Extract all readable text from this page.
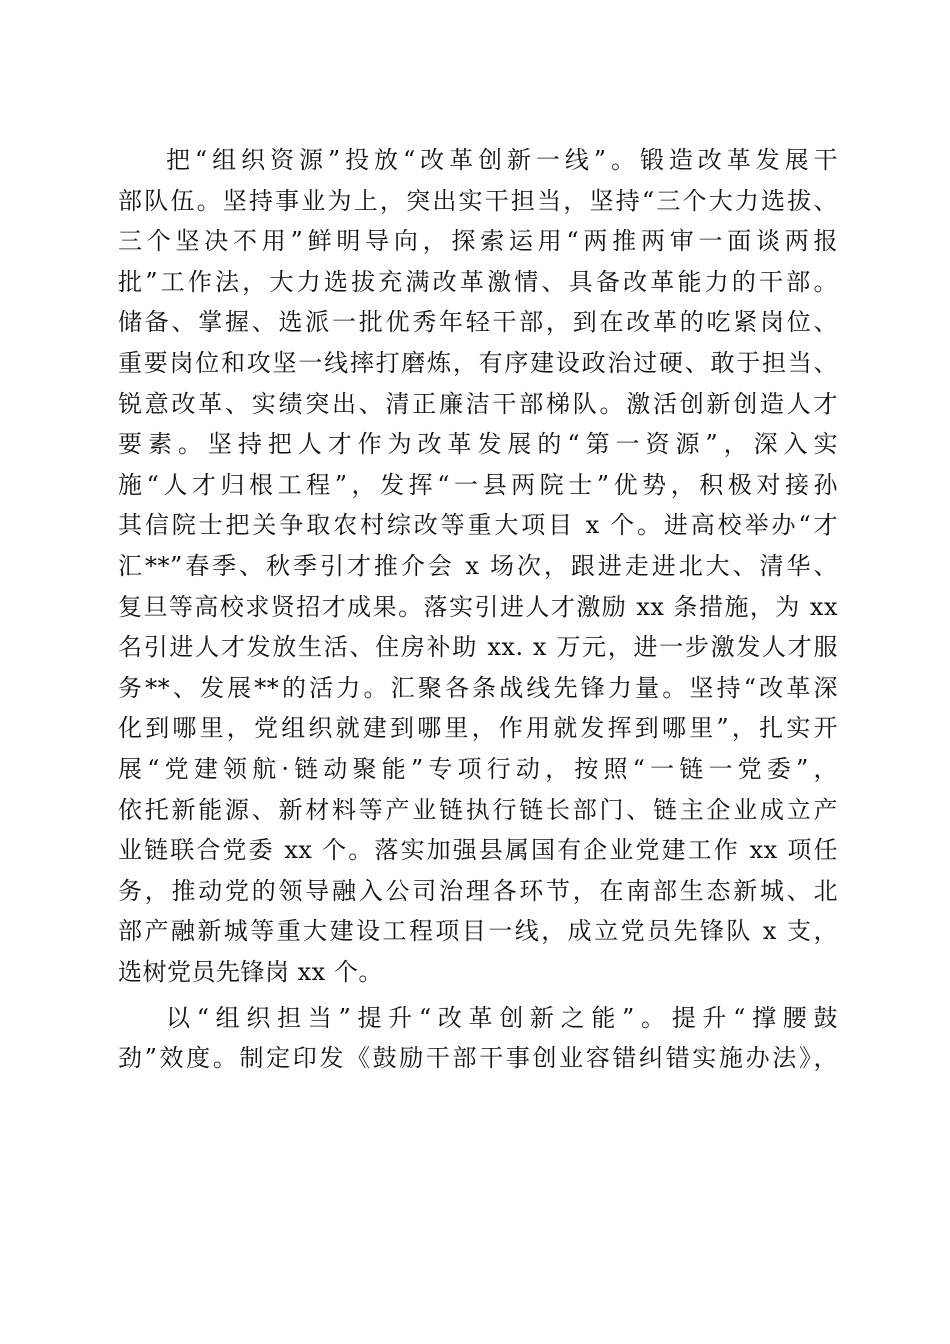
把“组织资源”投放“改革创新一线”。锻造改革发展干
部队伍。坚持事业为上，突出实干担当，坚持“三个大力选拔、
三个坚决不用”鲜明导向，探索运用“两推两审一面谈两报
批”工作法，大力选拔充满改革激情、具备改革能力的干部。
储备、掌握、选派一批优秀年轻干部，到在改革的吃紧岗位、
重要岗位和攻坚一线摔打磨炼，有序建设政治过硬、敢于担当、
锐意改革、实绩突出、清正廉洁干部梯队。激活创新创造人才
要素。坚持把人才作为改革发展的“第一资源”，深入实
施“人才归根工程”，发挥“一县两院士”优势，积极对接孙
其信院士把关争取农村综改等重大项目 x 个。进高校举办“才
汇**”春季、秋季引才推介会 x 场次，跟进走进北大、清华、
复旦等高校求贤招才成果。落实引进人才激励 xx 条措施，为 xx
名引进人才发放生活、住房补助 xx. x 万元，进一步激发人才服
务**、发展**的活力。汇聚各条战线先锋力量。坚持“改革深
化到哪里，党组织就建到哪里，作用就发挥到哪里”，扎实开
展“党建领航·链动聚能”专项行动，按照“一链一党委”，
依托新能源、新材料等产业链执行链长部门、链主企业成立产
业链联合党委 xx 个。落实加强县属国有企业党建工作 xx 项任
务，推动党的领导融入公司治理各环节，在南部生态新城、北
部产融新城等重大建设工程项目一线，成立党员先锋队 x 支，
选树党员先锋岗 xx 个。
以“组织担当”提升“改革创新之能”。提升“撑腰鼓
劲”效度。制定印发《鼓励干部干事创业容错纠错实施办法》，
★ ★ ★ ★ ★
§ **Short problem**: Make an exact copy of the whole listing, but don't bring over any pictures.

§ **Solution to the problem**:
Extract all readable text from this page.
把“组织资源”投放“改革创新一线”。锻造改革发展干
部队伍。坚持事业为上，突出实干担当，坚持“三个大力选拔、
三个坚决不用”鲜明导向，探索运用“两推两审一面谈两报
批”工作法，大力选拔充满改革激情、具备改革能力的干部。
储备、掌握、选派一批优秀年轻干部，到在改革的吃紧岗位、
重要岗位和攻坚一线摔打磨炼，有序建设政治过硬、敢于担当、
锐意改革、实绩突出、清正廉洁干部梯队。激活创新创造人才
要素。坚持把人才作为改革发展的“第一资源”，深入实
施“人才归根工程”，发挥“一县两院士”优势，积极对接孙
其信院士把关争取农村综改等重大项目 x 个。进高校举办“才
汇**”春季、秋季引才推介会 x 场次，跟进走进北大、清华、
复旦等高校求贤招才成果。落实引进人才激励 xx 条措施，为 xx
名引进人才发放生活、住房补助 xx. x 万元，进一步激发人才服
务**、发展**的活力。汇聚各条战线先锋力量。坚持“改革深
化到哪里，党组织就建到哪里，作用就发挥到哪里”，扎实开
展“党建领航·链动聚能”专项行动，按照“一链一党委”，
依托新能源、新材料等产业链执行链长部门、链主企业成立产
业链联合党委 xx 个。落实加强县属国有企业党建工作 xx 项任
务，推动党的领导融入公司治理各环节，在南部生态新城、北
部产融新城等重大建设工程项目一线，成立党员先锋队 x 支，
选树党员先锋岗 xx 个。
以“组织担当”提升“改革创新之能”。提升“撑腰鼓
劲”效度。制定印发《鼓励干部干事创业容错纠错实施办法》，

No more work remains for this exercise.